Figure record extracts:
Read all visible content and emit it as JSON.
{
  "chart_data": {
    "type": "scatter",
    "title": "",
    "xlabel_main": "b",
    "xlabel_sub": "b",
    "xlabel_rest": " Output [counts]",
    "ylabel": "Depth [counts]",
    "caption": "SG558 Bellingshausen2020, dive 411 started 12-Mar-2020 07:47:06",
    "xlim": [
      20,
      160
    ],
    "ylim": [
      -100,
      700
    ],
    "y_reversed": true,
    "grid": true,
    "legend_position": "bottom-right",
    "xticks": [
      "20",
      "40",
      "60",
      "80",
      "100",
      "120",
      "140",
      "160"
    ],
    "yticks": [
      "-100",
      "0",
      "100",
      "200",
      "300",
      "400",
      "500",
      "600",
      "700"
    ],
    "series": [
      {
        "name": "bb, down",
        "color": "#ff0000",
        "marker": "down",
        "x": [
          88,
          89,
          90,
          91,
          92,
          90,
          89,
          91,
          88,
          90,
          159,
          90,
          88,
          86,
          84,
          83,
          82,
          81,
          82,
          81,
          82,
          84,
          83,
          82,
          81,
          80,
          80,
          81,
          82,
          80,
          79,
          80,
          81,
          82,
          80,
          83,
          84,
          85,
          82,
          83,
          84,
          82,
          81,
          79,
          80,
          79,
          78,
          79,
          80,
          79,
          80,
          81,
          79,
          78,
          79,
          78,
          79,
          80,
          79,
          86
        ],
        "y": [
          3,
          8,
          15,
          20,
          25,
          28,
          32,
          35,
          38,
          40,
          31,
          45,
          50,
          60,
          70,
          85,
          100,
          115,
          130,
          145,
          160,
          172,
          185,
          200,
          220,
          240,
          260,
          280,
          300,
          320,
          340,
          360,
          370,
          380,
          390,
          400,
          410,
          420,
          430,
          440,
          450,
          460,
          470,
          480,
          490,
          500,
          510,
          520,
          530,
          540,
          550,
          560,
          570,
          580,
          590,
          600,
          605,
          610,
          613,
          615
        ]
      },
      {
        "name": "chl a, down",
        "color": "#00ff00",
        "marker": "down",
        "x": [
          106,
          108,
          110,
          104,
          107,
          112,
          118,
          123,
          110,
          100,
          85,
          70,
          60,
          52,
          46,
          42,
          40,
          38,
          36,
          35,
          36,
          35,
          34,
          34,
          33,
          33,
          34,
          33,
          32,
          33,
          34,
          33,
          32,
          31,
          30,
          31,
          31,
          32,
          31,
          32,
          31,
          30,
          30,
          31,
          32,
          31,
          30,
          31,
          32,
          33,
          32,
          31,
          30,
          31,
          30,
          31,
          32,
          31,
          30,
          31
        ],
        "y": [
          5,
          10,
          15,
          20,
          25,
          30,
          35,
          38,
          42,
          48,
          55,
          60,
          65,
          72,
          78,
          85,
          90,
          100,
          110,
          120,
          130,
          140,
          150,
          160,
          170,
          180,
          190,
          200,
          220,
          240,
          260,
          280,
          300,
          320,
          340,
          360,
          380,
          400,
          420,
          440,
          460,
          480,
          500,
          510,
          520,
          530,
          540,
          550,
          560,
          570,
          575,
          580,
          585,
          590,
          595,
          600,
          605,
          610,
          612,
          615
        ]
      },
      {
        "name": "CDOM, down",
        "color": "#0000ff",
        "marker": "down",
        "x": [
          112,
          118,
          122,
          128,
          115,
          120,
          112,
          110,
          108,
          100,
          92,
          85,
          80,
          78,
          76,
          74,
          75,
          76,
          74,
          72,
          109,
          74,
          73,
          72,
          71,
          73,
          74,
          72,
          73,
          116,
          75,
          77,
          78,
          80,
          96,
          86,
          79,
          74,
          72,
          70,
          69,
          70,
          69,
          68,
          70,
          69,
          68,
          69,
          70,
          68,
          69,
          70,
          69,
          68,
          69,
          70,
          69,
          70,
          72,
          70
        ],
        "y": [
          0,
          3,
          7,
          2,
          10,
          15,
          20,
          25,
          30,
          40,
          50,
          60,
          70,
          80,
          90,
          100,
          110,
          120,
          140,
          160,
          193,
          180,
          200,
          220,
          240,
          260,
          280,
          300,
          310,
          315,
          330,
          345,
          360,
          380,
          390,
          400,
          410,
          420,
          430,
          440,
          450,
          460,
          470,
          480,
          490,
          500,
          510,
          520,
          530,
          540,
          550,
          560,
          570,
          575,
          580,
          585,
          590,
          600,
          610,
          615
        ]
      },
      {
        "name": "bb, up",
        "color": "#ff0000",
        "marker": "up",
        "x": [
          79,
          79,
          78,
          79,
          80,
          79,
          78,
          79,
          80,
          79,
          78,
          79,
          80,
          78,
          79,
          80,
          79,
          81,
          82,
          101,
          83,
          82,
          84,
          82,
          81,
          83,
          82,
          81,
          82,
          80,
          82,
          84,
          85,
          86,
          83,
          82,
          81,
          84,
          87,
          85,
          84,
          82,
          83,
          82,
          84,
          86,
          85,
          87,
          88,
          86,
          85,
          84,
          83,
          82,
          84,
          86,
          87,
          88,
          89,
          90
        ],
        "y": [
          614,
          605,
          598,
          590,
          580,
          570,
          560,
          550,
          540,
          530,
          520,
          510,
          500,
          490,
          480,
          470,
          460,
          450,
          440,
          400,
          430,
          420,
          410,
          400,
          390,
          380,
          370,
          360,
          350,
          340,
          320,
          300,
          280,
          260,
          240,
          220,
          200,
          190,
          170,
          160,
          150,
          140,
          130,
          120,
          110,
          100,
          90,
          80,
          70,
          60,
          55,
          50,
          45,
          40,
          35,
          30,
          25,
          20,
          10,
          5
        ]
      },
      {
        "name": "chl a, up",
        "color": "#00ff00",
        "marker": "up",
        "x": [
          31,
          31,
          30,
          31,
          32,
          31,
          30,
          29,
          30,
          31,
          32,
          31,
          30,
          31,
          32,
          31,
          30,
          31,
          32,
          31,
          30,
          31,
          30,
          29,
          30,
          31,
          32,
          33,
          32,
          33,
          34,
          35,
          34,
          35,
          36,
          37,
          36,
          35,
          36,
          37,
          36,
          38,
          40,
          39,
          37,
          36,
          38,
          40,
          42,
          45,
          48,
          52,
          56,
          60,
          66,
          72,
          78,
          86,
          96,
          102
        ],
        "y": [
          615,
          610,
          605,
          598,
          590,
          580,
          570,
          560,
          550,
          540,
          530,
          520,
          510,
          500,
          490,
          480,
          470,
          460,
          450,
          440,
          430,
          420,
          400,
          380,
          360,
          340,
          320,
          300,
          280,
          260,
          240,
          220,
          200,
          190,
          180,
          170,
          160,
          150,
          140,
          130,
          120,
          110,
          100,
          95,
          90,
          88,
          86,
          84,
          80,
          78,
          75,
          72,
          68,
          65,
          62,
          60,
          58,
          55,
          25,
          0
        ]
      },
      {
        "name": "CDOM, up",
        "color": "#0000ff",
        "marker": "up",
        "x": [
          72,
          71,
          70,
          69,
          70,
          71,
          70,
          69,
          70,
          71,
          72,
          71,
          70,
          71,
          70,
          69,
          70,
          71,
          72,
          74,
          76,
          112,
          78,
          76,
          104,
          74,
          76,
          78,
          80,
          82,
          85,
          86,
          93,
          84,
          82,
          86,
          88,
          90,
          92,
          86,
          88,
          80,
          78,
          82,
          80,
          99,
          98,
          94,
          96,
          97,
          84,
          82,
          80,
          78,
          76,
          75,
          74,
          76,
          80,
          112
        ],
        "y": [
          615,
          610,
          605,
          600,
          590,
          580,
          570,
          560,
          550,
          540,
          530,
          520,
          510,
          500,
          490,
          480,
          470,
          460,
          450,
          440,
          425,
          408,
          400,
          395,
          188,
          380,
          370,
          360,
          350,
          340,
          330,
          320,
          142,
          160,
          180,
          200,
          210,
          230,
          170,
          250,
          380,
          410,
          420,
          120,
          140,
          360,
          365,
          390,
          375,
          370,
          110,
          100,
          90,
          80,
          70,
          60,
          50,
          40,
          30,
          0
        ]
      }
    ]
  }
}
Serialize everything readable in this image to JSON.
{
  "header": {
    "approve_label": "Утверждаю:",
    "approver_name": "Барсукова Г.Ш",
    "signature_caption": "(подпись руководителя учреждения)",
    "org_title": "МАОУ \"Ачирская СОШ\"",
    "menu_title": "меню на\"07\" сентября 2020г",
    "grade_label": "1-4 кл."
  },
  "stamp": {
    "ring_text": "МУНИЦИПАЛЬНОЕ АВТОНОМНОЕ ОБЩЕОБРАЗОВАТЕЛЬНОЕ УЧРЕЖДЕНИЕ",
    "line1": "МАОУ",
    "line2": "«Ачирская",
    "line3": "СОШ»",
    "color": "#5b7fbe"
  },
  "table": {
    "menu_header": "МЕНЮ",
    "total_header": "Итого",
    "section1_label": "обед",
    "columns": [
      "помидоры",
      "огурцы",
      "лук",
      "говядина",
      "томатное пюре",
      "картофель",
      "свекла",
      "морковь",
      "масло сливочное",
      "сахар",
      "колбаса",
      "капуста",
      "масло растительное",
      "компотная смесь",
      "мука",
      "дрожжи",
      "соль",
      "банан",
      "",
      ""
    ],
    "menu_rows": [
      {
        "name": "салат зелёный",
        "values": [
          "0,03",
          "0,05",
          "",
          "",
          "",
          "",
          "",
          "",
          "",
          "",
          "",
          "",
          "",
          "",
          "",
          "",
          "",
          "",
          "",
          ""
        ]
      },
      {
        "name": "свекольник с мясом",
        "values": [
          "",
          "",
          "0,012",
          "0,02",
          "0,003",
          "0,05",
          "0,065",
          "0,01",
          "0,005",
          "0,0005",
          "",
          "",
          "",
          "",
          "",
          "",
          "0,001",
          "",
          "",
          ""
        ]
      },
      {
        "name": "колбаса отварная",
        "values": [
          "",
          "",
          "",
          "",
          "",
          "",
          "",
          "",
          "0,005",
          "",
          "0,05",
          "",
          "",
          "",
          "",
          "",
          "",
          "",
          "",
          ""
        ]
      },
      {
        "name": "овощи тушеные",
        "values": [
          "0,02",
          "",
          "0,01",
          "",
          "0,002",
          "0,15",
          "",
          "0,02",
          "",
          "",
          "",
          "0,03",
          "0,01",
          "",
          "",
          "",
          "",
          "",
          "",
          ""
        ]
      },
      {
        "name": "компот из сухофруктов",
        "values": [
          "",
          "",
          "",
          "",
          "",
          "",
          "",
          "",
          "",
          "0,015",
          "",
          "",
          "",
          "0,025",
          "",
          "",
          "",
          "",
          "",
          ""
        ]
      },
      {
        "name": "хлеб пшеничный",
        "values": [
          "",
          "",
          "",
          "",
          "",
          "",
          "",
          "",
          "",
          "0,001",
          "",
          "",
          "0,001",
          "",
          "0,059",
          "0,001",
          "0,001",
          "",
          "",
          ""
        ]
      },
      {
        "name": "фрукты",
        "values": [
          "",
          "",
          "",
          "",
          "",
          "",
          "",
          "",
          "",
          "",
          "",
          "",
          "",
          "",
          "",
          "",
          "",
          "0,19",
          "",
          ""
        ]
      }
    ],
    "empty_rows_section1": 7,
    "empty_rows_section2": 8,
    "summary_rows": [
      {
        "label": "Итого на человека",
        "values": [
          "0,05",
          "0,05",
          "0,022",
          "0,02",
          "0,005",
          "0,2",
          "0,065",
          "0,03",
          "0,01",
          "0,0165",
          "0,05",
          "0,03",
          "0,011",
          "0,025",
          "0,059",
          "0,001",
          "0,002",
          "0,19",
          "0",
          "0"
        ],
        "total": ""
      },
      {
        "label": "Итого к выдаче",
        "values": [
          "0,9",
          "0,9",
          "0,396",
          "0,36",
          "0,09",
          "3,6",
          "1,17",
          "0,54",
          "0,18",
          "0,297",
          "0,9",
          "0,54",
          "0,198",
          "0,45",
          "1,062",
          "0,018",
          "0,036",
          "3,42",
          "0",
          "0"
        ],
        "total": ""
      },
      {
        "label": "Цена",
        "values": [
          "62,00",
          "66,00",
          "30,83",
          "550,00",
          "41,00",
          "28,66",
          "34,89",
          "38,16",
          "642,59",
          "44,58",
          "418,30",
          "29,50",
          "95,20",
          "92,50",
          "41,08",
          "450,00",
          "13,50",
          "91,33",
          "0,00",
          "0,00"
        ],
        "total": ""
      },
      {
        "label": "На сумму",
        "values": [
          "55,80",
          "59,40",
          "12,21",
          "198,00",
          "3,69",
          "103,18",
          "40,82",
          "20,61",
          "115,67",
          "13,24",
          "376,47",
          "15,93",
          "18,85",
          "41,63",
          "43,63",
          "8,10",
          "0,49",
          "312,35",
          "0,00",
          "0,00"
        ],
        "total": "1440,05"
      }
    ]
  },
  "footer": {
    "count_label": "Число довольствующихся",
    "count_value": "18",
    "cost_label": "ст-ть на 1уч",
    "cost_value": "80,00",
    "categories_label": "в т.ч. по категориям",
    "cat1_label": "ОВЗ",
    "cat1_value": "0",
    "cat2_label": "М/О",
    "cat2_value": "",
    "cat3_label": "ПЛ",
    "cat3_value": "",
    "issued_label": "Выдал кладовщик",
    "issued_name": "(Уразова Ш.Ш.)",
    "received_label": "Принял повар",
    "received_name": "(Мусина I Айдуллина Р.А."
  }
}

REQUIRED WORK
Return each line in the records that holds the string "JSON".

COMPLETE RESPONSE
Read all visible content and emit it as JSON.
Serialize everything readable in this image to JSON.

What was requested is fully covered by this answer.